(Dataset excerpts)
-- Start --
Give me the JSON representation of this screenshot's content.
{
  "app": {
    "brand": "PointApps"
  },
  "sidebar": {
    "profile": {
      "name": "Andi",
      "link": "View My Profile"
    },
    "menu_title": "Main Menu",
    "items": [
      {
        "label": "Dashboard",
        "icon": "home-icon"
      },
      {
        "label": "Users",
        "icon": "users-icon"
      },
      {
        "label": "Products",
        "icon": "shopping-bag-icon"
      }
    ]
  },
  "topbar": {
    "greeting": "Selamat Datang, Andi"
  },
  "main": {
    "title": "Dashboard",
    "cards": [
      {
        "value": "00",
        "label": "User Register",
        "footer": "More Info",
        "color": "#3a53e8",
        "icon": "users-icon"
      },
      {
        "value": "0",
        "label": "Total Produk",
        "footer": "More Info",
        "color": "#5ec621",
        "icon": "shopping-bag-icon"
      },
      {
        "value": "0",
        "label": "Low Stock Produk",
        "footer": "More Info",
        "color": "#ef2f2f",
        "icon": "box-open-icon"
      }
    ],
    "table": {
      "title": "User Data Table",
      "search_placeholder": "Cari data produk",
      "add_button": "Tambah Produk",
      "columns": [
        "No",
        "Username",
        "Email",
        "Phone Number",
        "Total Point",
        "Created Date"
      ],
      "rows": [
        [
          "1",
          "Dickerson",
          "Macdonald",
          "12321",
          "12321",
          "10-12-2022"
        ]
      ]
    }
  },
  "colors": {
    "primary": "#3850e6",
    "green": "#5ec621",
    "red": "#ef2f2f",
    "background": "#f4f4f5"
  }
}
-- End --
TASK GOAL -> Scan the material above. Extract every line in which the word "label" occurs.

RESPONSE TO THIS TASK ->
        "label": "Dashboard",
        "label": "Users",
        "label": "Products",
        "label": "User Register",
        "label": "Total Produk",
        "label": "Low Stock Produk",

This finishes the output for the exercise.